(Records from a data source)
▼
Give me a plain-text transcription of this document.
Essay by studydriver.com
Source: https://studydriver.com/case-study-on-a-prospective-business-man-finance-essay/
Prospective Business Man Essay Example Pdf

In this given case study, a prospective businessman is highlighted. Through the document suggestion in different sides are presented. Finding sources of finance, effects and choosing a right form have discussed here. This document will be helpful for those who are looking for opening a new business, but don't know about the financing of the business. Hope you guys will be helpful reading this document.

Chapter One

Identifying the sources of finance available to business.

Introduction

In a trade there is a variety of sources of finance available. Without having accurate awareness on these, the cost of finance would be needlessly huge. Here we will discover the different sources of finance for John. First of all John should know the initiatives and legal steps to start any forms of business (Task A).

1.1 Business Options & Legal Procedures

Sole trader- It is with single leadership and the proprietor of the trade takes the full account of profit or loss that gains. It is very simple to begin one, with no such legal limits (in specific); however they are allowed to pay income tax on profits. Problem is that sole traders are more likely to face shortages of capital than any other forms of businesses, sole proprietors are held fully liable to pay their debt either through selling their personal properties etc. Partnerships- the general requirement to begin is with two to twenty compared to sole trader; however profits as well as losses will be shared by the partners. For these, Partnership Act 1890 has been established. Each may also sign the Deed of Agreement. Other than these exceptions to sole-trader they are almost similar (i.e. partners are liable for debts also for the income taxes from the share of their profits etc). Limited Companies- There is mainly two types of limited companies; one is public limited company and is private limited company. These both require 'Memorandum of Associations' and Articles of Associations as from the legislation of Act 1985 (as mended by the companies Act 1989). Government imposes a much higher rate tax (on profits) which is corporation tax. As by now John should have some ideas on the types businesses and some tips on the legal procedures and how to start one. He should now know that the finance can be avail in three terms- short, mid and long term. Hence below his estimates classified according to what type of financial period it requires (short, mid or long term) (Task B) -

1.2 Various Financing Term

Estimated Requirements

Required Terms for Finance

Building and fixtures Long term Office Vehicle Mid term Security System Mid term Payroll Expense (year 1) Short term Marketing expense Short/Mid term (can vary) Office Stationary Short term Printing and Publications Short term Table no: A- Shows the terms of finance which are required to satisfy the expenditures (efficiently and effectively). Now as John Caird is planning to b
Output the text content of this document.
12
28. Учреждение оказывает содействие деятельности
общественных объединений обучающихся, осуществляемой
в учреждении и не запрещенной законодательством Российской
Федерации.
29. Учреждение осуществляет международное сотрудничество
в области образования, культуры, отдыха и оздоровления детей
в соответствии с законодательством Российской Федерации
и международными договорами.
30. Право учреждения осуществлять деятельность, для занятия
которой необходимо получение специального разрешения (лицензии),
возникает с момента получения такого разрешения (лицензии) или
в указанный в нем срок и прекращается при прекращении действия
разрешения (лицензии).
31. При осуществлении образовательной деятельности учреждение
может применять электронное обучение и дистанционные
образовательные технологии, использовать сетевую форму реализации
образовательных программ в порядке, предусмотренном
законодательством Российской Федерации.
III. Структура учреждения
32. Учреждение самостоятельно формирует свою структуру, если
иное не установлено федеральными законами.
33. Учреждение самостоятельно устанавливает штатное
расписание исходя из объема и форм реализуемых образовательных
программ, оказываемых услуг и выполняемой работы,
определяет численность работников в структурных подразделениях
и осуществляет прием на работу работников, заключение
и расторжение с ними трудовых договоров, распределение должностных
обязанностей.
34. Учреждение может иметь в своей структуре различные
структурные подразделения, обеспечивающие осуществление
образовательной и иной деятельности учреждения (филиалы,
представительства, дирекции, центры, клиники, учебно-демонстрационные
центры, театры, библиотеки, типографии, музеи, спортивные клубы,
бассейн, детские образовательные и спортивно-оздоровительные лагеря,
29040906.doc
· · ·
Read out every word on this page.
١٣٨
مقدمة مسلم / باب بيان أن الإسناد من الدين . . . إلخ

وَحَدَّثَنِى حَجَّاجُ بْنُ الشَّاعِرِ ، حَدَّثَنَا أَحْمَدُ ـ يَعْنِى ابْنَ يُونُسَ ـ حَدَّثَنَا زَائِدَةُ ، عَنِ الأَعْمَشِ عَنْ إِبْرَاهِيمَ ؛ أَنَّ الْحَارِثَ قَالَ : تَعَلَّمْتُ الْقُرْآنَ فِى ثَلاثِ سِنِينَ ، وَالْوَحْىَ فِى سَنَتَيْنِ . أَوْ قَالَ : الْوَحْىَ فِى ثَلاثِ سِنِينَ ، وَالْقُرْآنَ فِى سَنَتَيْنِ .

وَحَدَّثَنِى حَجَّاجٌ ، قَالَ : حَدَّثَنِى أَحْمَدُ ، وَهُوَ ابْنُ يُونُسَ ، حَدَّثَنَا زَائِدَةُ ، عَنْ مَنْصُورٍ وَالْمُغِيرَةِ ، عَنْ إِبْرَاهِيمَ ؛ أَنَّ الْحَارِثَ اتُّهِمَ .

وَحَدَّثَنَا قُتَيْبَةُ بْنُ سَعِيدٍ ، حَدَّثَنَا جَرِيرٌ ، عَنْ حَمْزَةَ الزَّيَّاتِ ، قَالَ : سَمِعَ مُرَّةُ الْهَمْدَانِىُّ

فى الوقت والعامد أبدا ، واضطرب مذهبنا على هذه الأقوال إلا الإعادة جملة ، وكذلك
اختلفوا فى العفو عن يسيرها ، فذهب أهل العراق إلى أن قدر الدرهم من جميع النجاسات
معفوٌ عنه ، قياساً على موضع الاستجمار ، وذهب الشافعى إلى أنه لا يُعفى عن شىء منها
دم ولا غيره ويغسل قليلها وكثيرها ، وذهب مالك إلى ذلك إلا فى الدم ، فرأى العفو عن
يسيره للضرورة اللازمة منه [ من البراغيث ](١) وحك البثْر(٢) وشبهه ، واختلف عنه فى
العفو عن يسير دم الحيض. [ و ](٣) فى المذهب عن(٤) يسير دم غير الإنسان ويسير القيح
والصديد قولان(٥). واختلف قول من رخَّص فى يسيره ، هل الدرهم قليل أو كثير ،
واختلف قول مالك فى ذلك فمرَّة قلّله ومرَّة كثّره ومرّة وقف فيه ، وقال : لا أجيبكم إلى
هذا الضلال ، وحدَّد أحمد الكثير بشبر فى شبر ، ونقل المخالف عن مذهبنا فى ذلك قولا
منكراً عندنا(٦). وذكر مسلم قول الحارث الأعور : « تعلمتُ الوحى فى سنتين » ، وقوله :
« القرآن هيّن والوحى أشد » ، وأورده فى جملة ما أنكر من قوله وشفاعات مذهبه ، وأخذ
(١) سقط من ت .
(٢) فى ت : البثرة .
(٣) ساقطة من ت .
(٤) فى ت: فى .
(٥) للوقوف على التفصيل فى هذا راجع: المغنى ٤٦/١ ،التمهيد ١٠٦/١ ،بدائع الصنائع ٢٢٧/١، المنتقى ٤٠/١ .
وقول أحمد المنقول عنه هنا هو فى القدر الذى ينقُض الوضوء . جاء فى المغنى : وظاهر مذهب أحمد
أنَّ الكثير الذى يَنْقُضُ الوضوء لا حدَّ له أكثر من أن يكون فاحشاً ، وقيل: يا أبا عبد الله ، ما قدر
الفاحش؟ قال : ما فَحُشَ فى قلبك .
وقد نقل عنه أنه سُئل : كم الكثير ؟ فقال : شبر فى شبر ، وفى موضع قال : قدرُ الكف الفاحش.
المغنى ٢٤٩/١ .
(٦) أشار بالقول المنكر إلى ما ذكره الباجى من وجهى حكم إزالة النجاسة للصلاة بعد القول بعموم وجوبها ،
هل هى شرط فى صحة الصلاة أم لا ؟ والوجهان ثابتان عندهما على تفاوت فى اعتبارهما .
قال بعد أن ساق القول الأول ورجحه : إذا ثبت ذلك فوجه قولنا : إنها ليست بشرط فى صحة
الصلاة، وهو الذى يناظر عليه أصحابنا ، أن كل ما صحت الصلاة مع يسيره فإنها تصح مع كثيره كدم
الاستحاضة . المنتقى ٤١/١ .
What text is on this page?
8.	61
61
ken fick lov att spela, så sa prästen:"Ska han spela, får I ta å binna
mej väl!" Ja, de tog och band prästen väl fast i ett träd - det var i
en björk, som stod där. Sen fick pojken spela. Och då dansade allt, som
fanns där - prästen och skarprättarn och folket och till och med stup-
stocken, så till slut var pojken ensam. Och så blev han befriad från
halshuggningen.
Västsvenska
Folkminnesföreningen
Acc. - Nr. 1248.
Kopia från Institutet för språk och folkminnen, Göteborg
▲
Work required:
Retype only the lines running from the line with "What text is on this page?" to the end of the listing, including both of those lines.

Response:
What text is on this page?
8.	61
61
ken fick lov att spela, så sa prästen:"Ska han spela, får I ta å binna
mej väl!" Ja, de tog och band prästen väl fast i ett träd - det var i
en björk, som stod där. Sen fick pojken spela. Och då dansade allt, som
fanns där - prästen och skarprättarn och folket och till och med stup-
stocken, så till slut var pojken ensam. Och så blev han befriad från
halshuggningen.
Västsvenska
Folkminnesföreningen
Acc. - Nr. 1248.
Kopia från Institutet för språk och folkminnen, Göteborg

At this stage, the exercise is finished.